Three iSchool Students Recognized for Commitment to Serving Spanish-Speaking Communities
REFORMA Scholarships Affirm Librarianship Career Goals
Luisa Leija, Cynthia Cortes and Renee Torres, three San José State University School of Information graduate students, were recently awarded scholarships by REFORMA, the National Association to Promote Library and Information Services to Latinos and Spanish speakers, recognizing their contributions to the field and their commitment to the organization’s mission.
Established in 1971, REFORMA is an affiliate of the American Library Association that actively recruits bilingual and bicultural library professionals and support staff, works toward the development of library services and programs that meet the needs of the Latino community, and promotes public awareness of libraries and librarianship among Latinos.
One of REFORMA’s most noteworthy activities is the annual scholarship drive. Through local REFORMA chapter scholarship funds, the association awards a number of scholarships to library school students that express interest in working with Latinos and the education of the U.S. Latino population, including the Rose Treviño Memorial Scholarship, for those pursuing a degree in children’s or young adult librarianship.
For Leija, who received her undergraduate degree from UC Berkeley and her MFA in Writing from the California College of Arts, the Rose Treviño Scholarship was a perfect match, and her embodiment of its legacy is evident.
Commenting on her history of community involvement, Leija said, “For over 16 years, I’ve dedicated myself to working with young people and their families in schools, community centers, and within the non-profit sector, and to being an advocate, a mentor, and an educator, especially for immigrant and Spanish-speaking communities.”
But moving with her family for her husband’s work and staying home with their son had made finding work as a non-profit administrator challenging for Leija in cities where nobody knew her name. Once she arrived in Long Beach, Calif., she decided to take her sister’s advice and apply for a part-time position as a library assistant with Long Beach Public Library—and landed the job.
“I take my position as one of the only Spanish speakers in the building very seriously. For me, it’s an honor to serve my community members, to give them my best effort, and help them find resources available for them to enjoy,” she said. “I want people to feel respected, to feel safe, supported, and honored for who they are, where they come from, and what they have to offer the world. I extend that desire not only to Spanish-speaking communities but to all people, all walks of life, all identities, intersections, and experiences.”
After six months, Leija said she was pretty sure that it was more than just a part-time job. “I fell in love with the work! It was balanced and dynamic in so many ways,” she said. “I enjoy sparking joy through stories.”
Leija said she decided to apply for the scholarship because her fellow “REFORMISTA” Cynthia Bautista, an amazing senior librarian at Long Beach Public Library, encouraged her to apply, and she realized that being able to afford going back to school without the help of scholarships would be difficult, if not impossible.
Learning she had been awarded the scholarship was an emotional moment for Leija. “When Delores Carlito, REFORMA Scholarship chair, called me on the phone with the good news, I couldn’t hold back the tears! I was in the middle of moving to a new home with my family, so exhausted and overwhelmed, but then Ms. Carlito called, and it felt like a grand affirmation that I was indeed on the right path,” she said.
Receiving the Rose Treviño Scholarship, said Leija, was “an incredible honor, especially since it memorializes a librarian whose passion, dedication, and advocacy for children and their families was demonstrated through her career. She is exactly the kind of librarian I aspire to be.”
Cortes, who received her BA from Rutgers in Latino and Caribbean Studies, recently completed a fellowship with Brooklyn Public Library and aims to work with public libraries after graduation. Her collaborative efforts, extraordinary leadership and commitment to service were among the attributes that helped win her the REFORMA scholarship.
• • •
◆ Written problem 1:
Answer the following questions using the REFORMA scholarship article.
(a) In what year was REFORMA established?
(b) At which library did Leija obtain a part-time position as a library assistant?
(c) From which institution did Cortes receive her BA?
◆ Written problem 2:
Write out word for word the passage of the REFORMA scholarship article from "Cortes, who received" to "the REFORMA scholarship.".
• • •
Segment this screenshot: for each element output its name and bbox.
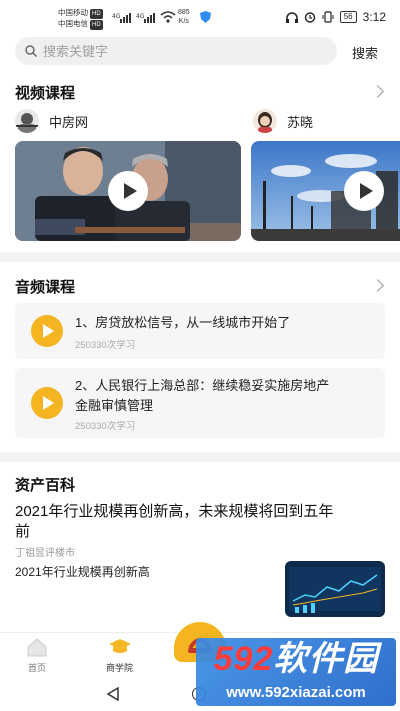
asset-wiki-section: 资产百科 2021年行业规模再创新高，未来规模将回到五年 前 丁祖昱评楼市 20… [0,462,400,632]
nav-label-home: 首页 [27,663,46,673]
alarm-icon [304,12,315,23]
battery-indicator: 56 [339,11,357,23]
carrier-1: 中国移动 [58,8,88,17]
watermark-url: www.592xiazai.com [226,684,366,701]
video-course-section: 视频课程 中房网 苏晓 [0,70,400,252]
audio-title: 2、人民银行上海总部：继续稳妥实施房地产 金融审慎管理 [75,376,329,416]
section-title-asset: 资产百科 [15,477,76,494]
svg-text:4G: 4G [136,13,145,20]
search-bar: 搜索 [0,34,400,70]
audio-course-section: 音频课程 1、房贷放松信号，从一线城市开始了 250330次学习 2、人民银行上… [0,262,400,452]
status-bar: 中国移动 HD 中国电信 HD 4G 4G 885 K/s 56 3:12 [0,0,400,34]
audio-list-item[interactable]: 1、房贷放松信号，从一线城市开始了 250330次学习 [15,303,385,359]
video-thumbnail[interactable] [15,141,241,241]
play-button[interactable] [108,171,148,211]
carrier-info: 中国移动 HD 中国电信 HD [58,8,103,30]
graduation-cap-icon [108,639,131,653]
headphone-icon [285,11,298,23]
network-speed: 885 K/s [178,8,190,26]
author-name: 苏晓 [287,114,314,130]
audio-list-item[interactable]: 2、人民银行上海总部：继续稳妥实施房地产 金融审慎管理 250330次学习 [15,368,385,438]
carrier-2: 中国电信 [58,19,88,28]
status-right: 56 3:12 [285,10,386,24]
video-thumbnail[interactable] [251,141,400,241]
vibrate-icon [322,11,334,23]
back-icon[interactable] [106,687,120,701]
audio-plays: 250330次学习 [75,421,136,432]
article-source: 丁祖昱评楼市 [15,548,75,559]
course-author[interactable]: 苏晓 [253,109,313,133]
search-box[interactable] [15,37,337,65]
article-thumbnail[interactable] [285,561,385,617]
audio-plays: 250330次学习 [75,340,136,351]
play-button[interactable] [344,171,384,211]
chevron-right-icon[interactable] [371,85,384,98]
audio-title: 1、房贷放松信号，从一线城市开始了 [75,315,291,330]
article-title-line1: 2021年行业规模再创新高，未来规模将回到五年 [15,503,334,520]
article-title[interactable]: 2021年行业规模再创新高，未来规模将回到五年 前 [15,502,385,542]
nav-item-academy[interactable]: 商学院 [106,637,133,674]
signal-icon: 4G [136,13,155,23]
audio-play-button[interactable] [31,315,63,347]
network-speed-unit: K/s [178,18,189,25]
svg-text:4G: 4G [112,13,121,20]
author-name: 中房网 [49,114,89,130]
hd-badge: HD [90,20,103,30]
avatar [253,109,277,133]
watermark-brand-number: 592 [213,640,274,678]
shield-icon [200,11,211,23]
watermark-brand: 592软件园 [196,638,396,680]
chevron-right-icon[interactable] [371,279,384,292]
nav-label-academy: 商学院 [106,663,134,673]
watermark-brand-text: 软件园 [273,640,379,678]
audio-play-button[interactable] [31,387,63,419]
search-input[interactable] [43,43,303,59]
home-icon [27,638,47,657]
search-button[interactable]: 搜索 [352,43,378,62]
signal-icon: 4G [112,13,131,23]
course-author[interactable]: 中房网 [15,109,88,133]
article-title[interactable]: 2021年行业规模再创新高 [15,563,150,580]
section-title-video: 视频课程 [15,85,76,102]
avatar [15,109,39,133]
wifi-icon [160,11,176,23]
hd-badge: HD [90,9,103,19]
section-title-audio: 音频课程 [15,279,76,296]
nav-item-home[interactable]: 首页 [26,637,48,674]
network-speed-value: 885 [178,9,190,16]
audio-title-line1: 2、人民银行上海总部：继续稳妥实施房地产 [75,378,330,393]
search-icon [25,45,37,57]
clock: 3:12 [362,10,386,24]
article-thumbnail-image [285,561,385,617]
article-title-line2: 前 [15,523,31,540]
watermark: 592软件园 www.592xiazai.com [196,638,396,708]
audio-title-line2: 金融审慎管理 [75,398,154,413]
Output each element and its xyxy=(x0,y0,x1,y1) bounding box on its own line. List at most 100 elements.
• • •
◆ Exercise answer 1:
(a) 1971
(b) Long Beach Public Library
(c) Rutgers

◆ Exercise answer 2:
Cortes, who received her BA from Rutgers in Latino and Caribbean Studies, recently completed a fellowship with Brooklyn Public Library and aims to work with public libraries after graduation. Her collaborative efforts, extraordinary leadership and commitment to service were among the attributes that helped win her the REFORMA scholarship.